## Document passage:
⁂

The few scattered farm houses outside Cantwell had, by now, dissappeared, and for good reason, again i was in wilderness. With more miles, the scenic views got better and better.
Views of the Alaska range with Mt. Hess and Mt. Deborah.
At around 2300 hours, the Bushkana campground, managed by BLM, appeared at the bridge on Bushkana river. Few RVs were parked, all of them calm with their inhabitants resting by now. Found one campsite with two bicycles. Met Roman, the Swiss cyclist, still outside his tent. Decided to stay with them and i pitched my tent.
The scenic sunset colours at midnight, as i cooked my dinner. Unfortunately, i was the only one to experience this.
I appreciate the sense of construction of this shack on the river, with facilities to cook, grill and dine. I took a dip in the cold water and made breakfast while the gentlemen in the RVs started coming out to fish and the ladies out in chair on the river bed with a book.
The Bushkana river.
At the breakfast table.
Roman packing up his tent while i was charging the batteries.
Roman and Martina, leaving after giving me orientation about the remaining part of Denali highway (they are riding the opposite way).
Gravel and washboard continued as i started the day, quite a painful road for a cyclist.
Soon, the views relieved me from the misery of road, and i almost forgot about the road.Sushitna glacier and Mt. Deoborah. Sushitna river originating from here flows Southwest into Cook inlet.

⁂

## Extracted data:

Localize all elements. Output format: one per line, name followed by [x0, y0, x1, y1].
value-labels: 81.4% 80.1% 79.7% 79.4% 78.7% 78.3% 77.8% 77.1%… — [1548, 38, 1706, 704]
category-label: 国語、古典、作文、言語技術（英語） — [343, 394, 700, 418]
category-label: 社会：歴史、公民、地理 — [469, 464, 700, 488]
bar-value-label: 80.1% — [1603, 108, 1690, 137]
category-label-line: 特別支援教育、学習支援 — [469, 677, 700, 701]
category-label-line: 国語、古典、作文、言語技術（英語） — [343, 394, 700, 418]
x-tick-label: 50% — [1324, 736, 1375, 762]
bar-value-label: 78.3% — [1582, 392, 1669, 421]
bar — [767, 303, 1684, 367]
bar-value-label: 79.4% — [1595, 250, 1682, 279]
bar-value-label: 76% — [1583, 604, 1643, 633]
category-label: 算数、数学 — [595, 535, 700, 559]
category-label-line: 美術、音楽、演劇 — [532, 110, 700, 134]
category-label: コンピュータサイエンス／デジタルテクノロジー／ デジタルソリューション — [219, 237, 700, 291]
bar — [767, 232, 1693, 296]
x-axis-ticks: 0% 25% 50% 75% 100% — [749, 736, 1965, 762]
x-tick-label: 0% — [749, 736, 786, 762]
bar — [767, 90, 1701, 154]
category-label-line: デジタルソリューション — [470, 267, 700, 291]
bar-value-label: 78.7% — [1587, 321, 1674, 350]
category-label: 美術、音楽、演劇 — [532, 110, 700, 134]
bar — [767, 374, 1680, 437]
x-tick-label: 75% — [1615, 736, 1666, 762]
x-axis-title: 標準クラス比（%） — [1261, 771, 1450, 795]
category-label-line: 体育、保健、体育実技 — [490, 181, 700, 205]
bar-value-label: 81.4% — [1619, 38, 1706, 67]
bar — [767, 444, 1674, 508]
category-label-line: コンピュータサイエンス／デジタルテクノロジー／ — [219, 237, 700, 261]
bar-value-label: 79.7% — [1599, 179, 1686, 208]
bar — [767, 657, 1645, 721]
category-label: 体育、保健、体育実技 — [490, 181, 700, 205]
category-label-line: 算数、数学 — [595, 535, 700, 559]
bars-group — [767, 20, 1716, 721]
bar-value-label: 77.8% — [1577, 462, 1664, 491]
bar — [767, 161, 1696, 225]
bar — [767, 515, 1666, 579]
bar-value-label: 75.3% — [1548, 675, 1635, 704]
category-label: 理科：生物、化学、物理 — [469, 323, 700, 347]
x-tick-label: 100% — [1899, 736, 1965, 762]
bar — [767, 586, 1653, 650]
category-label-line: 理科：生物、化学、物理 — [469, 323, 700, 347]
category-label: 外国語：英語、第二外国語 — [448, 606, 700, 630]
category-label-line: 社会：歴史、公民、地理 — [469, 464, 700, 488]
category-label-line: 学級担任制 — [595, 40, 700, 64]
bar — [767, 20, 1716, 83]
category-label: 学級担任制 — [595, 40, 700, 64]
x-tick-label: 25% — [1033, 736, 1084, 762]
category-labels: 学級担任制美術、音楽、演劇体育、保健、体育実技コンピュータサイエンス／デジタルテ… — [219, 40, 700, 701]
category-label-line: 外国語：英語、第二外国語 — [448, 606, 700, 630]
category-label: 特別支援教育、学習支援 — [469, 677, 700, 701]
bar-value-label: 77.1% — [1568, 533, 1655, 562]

⁂

## Exercises to complete:
1. Print the part of the cycling travelogue that begins at the words "I appreciate the" and stops after the words "charging the batteries.".
2. In the cycling travelogue, who manages the Bushkana campground?
3. Continue the Denali highway cycling travelogue from its last sentence.

## Outputs in order:
1.
I appreciate the sense of construction of this shack on the river, with facilities to cook, grill and dine. I took a dip in the cold water and made breakfast while the gentlemen in the RVs started coming out to fish and the ladies out in chair on the river bed with a book.
The Bushkana river.
At the breakfast table.
Roman packing up his tent while i was charging the batteries.

2. The BLM manages it.

3.
Parked here is Greg’s RV. Greg came to me as i was indulged in the landscape. “I flew over those mountains. Once, i was on full throttle but the plane was going back. The weather is such treacherous there on the mountain.” He survived and now lives in Fairbanks. He spoke about life in Fairbanks and changing lifestyles. He wished me good luck and left towards his RV. Soon, i heard him talking to his wife and son, “that guy is from Bangalore. He rode down all the way from Prudhoe bay.” Felt glad that the family knows where Bangalore is. Soon, he returned with a big glass of water with ice cubicles in it. “It is a hot day. I thought that you need it.” Appreciated his gesture and filled my empty bottle.
The lonely house.Few miles later, i met this couple from Juneau, in their 60s, riding around Alaska this summer.Soon, the localised rain was on me.Valdez creek mining area in the background.
Outside the Cafe at Gracious House Lodge. Finally, one after 55 miles from Cantwell.
Display of Moose antlers.
With visitors signing a dollar bill, i did too.
Wooden bridge on Susitna river.
An esker in the distance (mid-ground).
Old Susitna lodge, closed for years. Many old mining trails around.
Alpine Creek Lodge at mile 67 from Cantwell.
After riding that evening with expansive views of miles of spruce forest towards the south, on eskers, kames terraces and along kettle holes, finally settled at this BLM wayside beside Clearwater creek, overlooking the Clearwater mountain.
road cutting the esker.
Riding into a storm.
Crazy notch, a long gap in the moraine cut by a glacial stream.
The MacLaren Lodge at the bridge on MacLaren river. Friendly people and ambience.
Popular lodge for tourists on this highway, they have rafting and summer camping down the stream.
Had heavy lunch, dinner and breakfast. Found the pocket diary forgotten by Martina and Roman.
The Denali highway is one such location where you see a glacier and the river of the same name originating from it. Here is the MacLaren glacier and MacLaren river.My 70-200mm lens doesn’t focus the distant objects anymore. Need advice.
Camped on the other side of the road with a view into the valley.
a collapsed Palsa with ice and peat.Maclaren pass on a rainy day, missed the great views of the Alaska range. Maclaren Pass is the second highest pass on the Alaskan roads, second only to Atigun Pass that i crossed early in Brooks Range.
Many kettle lakesGlacier lake and Glacier Gap.the road continuing on an esker.
Wish that India has such clean toilets.at the Tangle lakes campground.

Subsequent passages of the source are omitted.